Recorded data
++++++++++++++++++++

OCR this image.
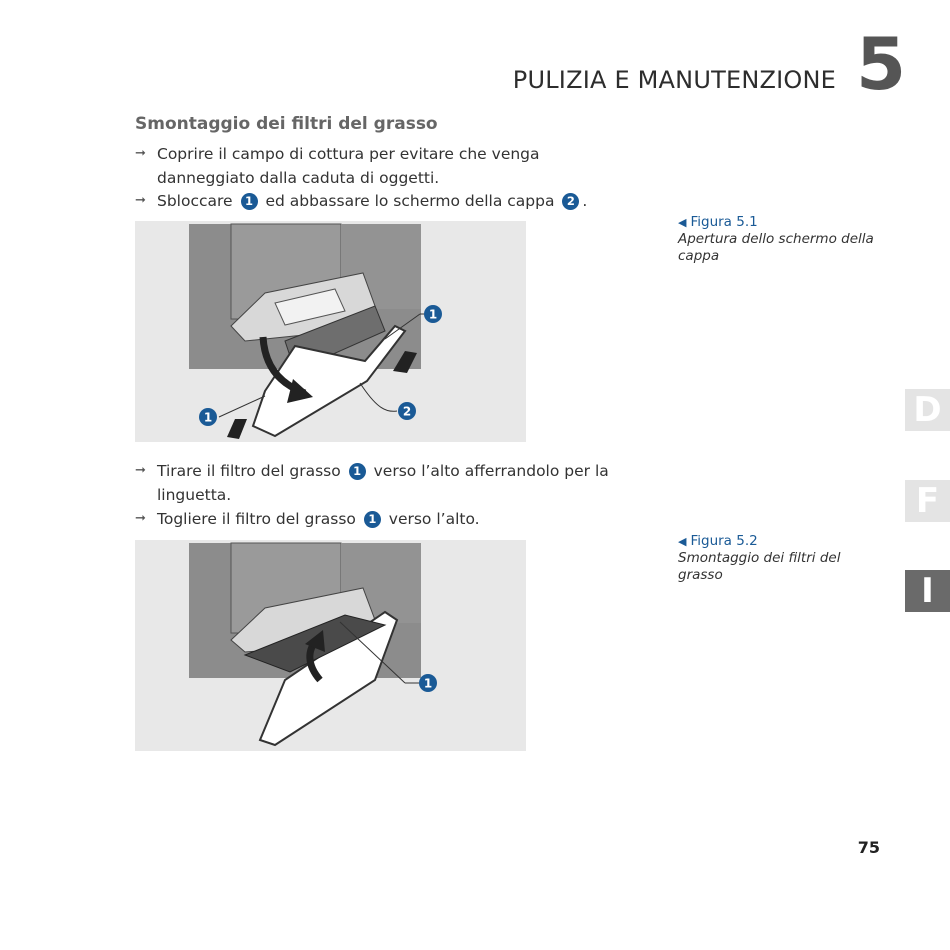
PULIZIA E MANUTENZIONE 5
Smontaggio dei filtri del grasso
➞ Coprire il campo di cottura per evitare che venga danneggiato dalla caduta di oggetti.
➞ Sbloccare 1 ed abbassare lo schermo della cappa 2 .
1
1	2
◀ Figura 5.1
Apertura dello schermo della cappa
➞ Tirare il filtro del grasso 1 verso l’alto afferrandolo per la linguetta.
➞ Togliere il filtro del grasso 1 verso l’alto.
1
◀ Figura 5.2
Smontaggio dei filtri del grasso
D
F
I
75
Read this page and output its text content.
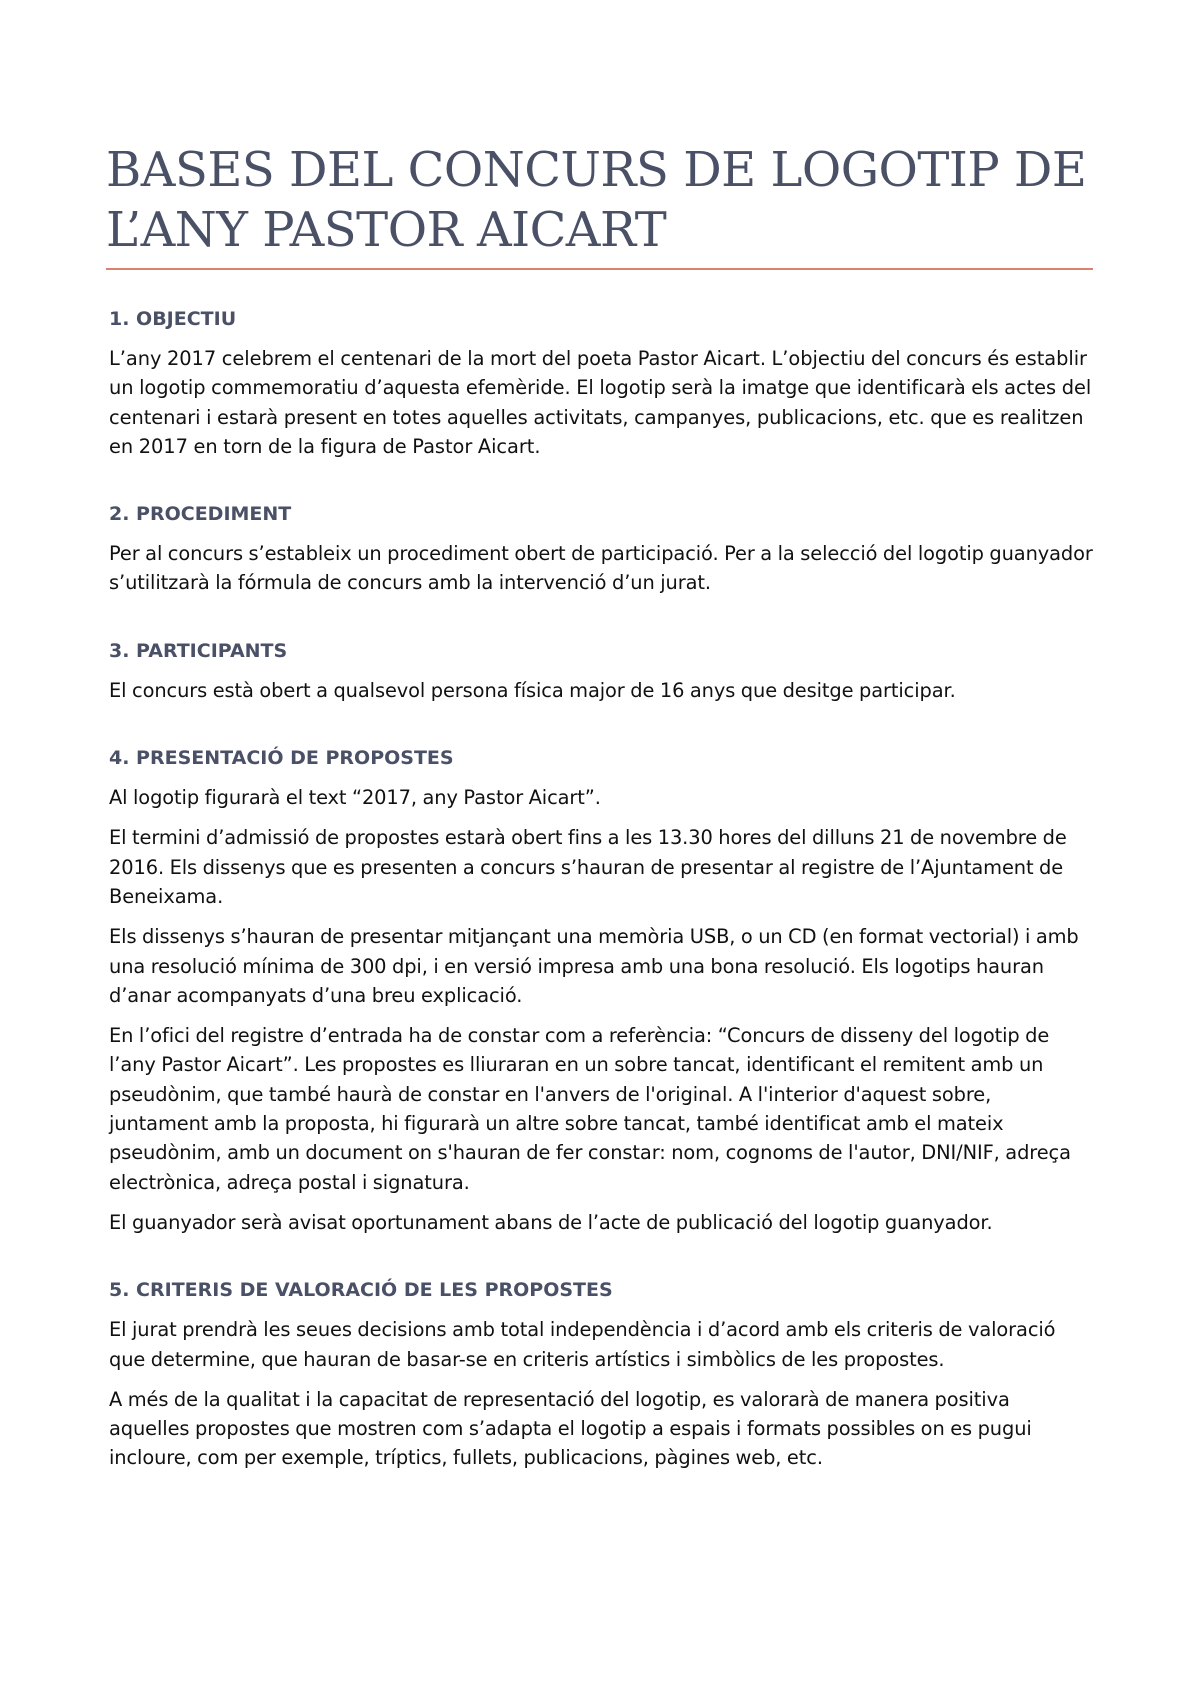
BASES DEL CONCURS DE LOGOTIP DE L’ANY PASTOR AICART
1. OBJECTIU

L’any 2017 celebrem el centenari de la mort del poeta Pastor Aicart. L’objectiu del concurs és establir un logotip commemoratiu d’aquesta efemèride. El logotip serà la imatge que identificarà els actes del centenari i estarà present en totes aquelles activitats, campanyes, publicacions, etc. que es realitzen en 2017 en torn de la figura de Pastor Aicart.

2. PROCEDIMENT

Per al concurs s’estableix un procediment obert de participació. Per a la selecció del logotip guanyador s’utilitzarà la fórmula de concurs amb la intervenció d’un jurat.

3. PARTICIPANTS

El concurs està obert a qualsevol persona física major de 16 anys que desitge participar.

4. PRESENTACIÓ DE PROPOSTES

Al logotip figurarà el text “2017, any Pastor Aicart”.

El termini d’admissió de propostes estarà obert fins a les 13.30 hores del dilluns 21 de novembre de 2016. Els dissenys que es presenten a concurs s’hauran de presentar al registre de l’Ajuntament de Beneixama.

Els dissenys s’hauran de presentar mitjançant una memòria USB, o un CD (en format vectorial) i amb una resolució mínima de 300 dpi, i en versió impresa amb una bona resolució. Els logotips hauran d’anar acompanyats d’una breu explicació.

En l’ofici del registre d’entrada ha de constar com a referència: “Concurs de disseny del logotip de l’any Pastor Aicart”. Les propostes es lliuraran en un sobre tancat, identificant el remitent amb un pseudònim, que també haurà de constar en l'anvers de l'original. A l'interior d'aquest sobre, juntament amb la proposta, hi figurarà un altre sobre tancat, també identificat amb el mateix pseudònim, amb un document on s'hauran de fer constar: nom, cognoms de l'autor, DNI/NIF, adreça electrònica, adreça postal i signatura.

El guanyador serà avisat oportunament abans de l’acte de publicació del logotip guanyador.

5. CRITERIS DE VALORACIÓ DE LES PROPOSTES

El jurat prendrà les seues decisions amb total independència i d’acord amb els criteris de valoració que determine, que hauran de basar-se en criteris artístics i simbòlics de les propostes.

A més de la qualitat i la capacitat de representació del logotip, es valorarà de manera positiva aquelles propostes que mostren com s’adapta el logotip a espais i formats possibles on es pugui incloure, com per exemple, tríptics, fullets, publicacions, pàgines web, etc.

++++++++++++++++++++

## What you need to do
Pick out each line containing "cappa" and report it.

## Task result
➞ Sbloccare 1 ed abbassare lo schermo della cappa 2 .
Apertura dello schermo della cappa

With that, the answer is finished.